(Figure record extracts)
○ ○ ○ ○ ○ ○ ○

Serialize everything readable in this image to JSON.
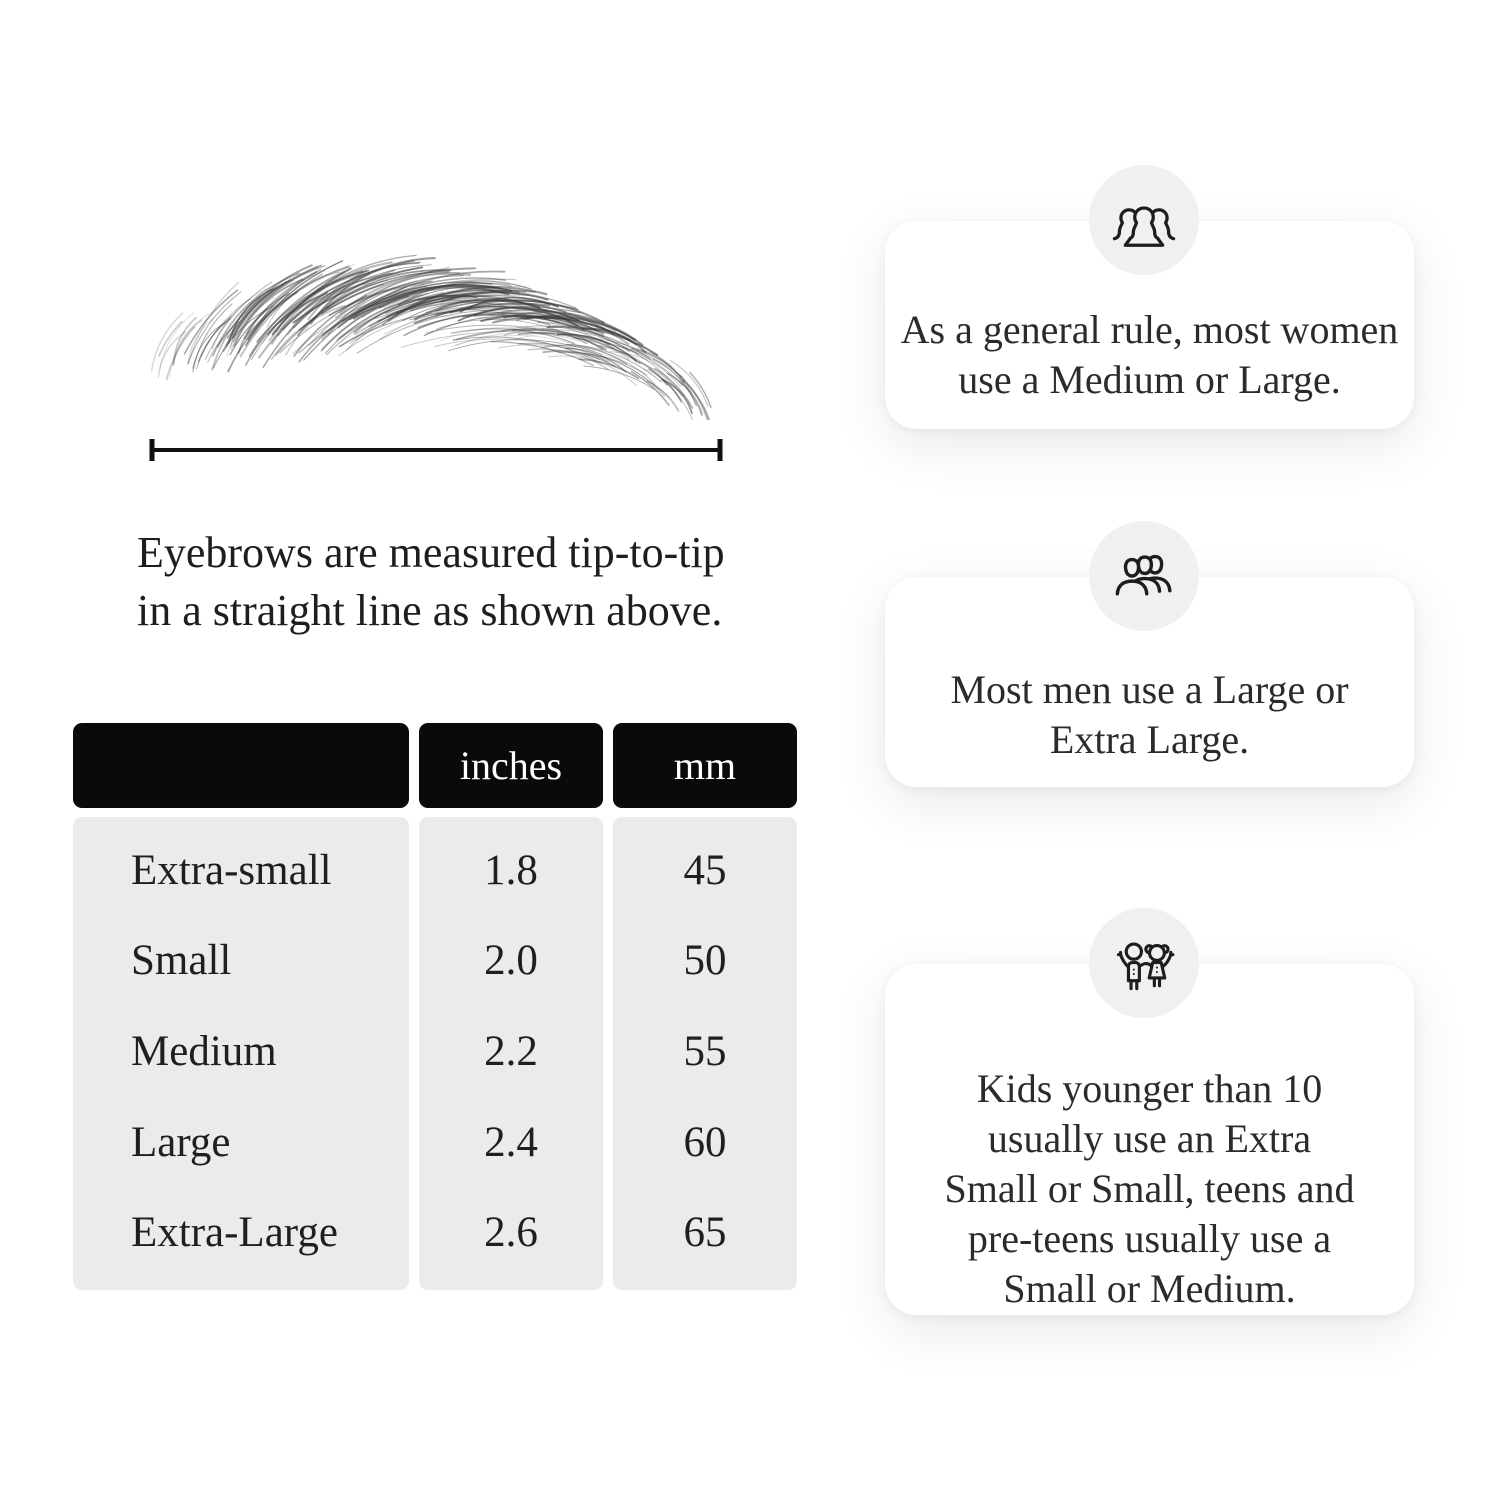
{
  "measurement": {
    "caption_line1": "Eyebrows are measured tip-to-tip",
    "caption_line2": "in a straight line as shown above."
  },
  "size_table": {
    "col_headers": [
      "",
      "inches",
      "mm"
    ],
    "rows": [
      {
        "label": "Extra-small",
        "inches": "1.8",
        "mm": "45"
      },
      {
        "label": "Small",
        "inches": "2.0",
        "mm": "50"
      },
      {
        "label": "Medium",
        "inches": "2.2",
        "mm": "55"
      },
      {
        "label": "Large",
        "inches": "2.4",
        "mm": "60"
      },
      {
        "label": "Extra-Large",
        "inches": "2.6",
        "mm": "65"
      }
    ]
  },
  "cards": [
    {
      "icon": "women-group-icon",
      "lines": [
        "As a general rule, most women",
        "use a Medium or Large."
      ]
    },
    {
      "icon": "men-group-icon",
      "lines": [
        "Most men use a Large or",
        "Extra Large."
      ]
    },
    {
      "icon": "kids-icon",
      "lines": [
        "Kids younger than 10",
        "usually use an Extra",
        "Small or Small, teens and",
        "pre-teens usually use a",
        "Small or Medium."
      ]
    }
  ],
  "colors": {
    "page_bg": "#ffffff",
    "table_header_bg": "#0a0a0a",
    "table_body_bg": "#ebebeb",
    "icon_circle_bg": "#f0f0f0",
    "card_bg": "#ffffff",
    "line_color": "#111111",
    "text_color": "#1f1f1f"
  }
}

○ ○ ○ ○ ○ ○ ○

- _Prompt_: Reproduce the entries exactly. Do not carry over any picture.

- _Response for this exercise_:
Serialize everything readable in this image to JSON.
{
  "measurement": {
    "caption_line1": "Eyebrows are measured tip-to-tip",
    "caption_line2": "in a straight line as shown above."
  },
  "size_table": {
    "col_headers": [
      "",
      "inches",
      "mm"
    ],
    "rows": [
      {
        "label": "Extra-small",
        "inches": "1.8",
        "mm": "45"
      },
      {
        "label": "Small",
        "inches": "2.0",
        "mm": "50"
      },
      {
        "label": "Medium",
        "inches": "2.2",
        "mm": "55"
      },
      {
        "label": "Large",
        "inches": "2.4",
        "mm": "60"
      },
      {
        "label": "Extra-Large",
        "inches": "2.6",
        "mm": "65"
      }
    ]
  },
  "cards": [
    {
      "icon": "women-group-icon",
      "lines": [
        "As a general rule, most women",
        "use a Medium or Large."
      ]
    },
    {
      "icon": "men-group-icon",
      "lines": [
        "Most men use a Large or",
        "Extra Large."
      ]
    },
    {
      "icon": "kids-icon",
      "lines": [
        "Kids younger than 10",
        "usually use an Extra",
        "Small or Small, teens and",
        "pre-teens usually use a",
        "Small or Medium."
      ]
    }
  ],
  "colors": {
    "page_bg": "#ffffff",
    "table_header_bg": "#0a0a0a",
    "table_body_bg": "#ebebeb",
    "icon_circle_bg": "#f0f0f0",
    "card_bg": "#ffffff",
    "line_color": "#111111",
    "text_color": "#1f1f1f"
  }
}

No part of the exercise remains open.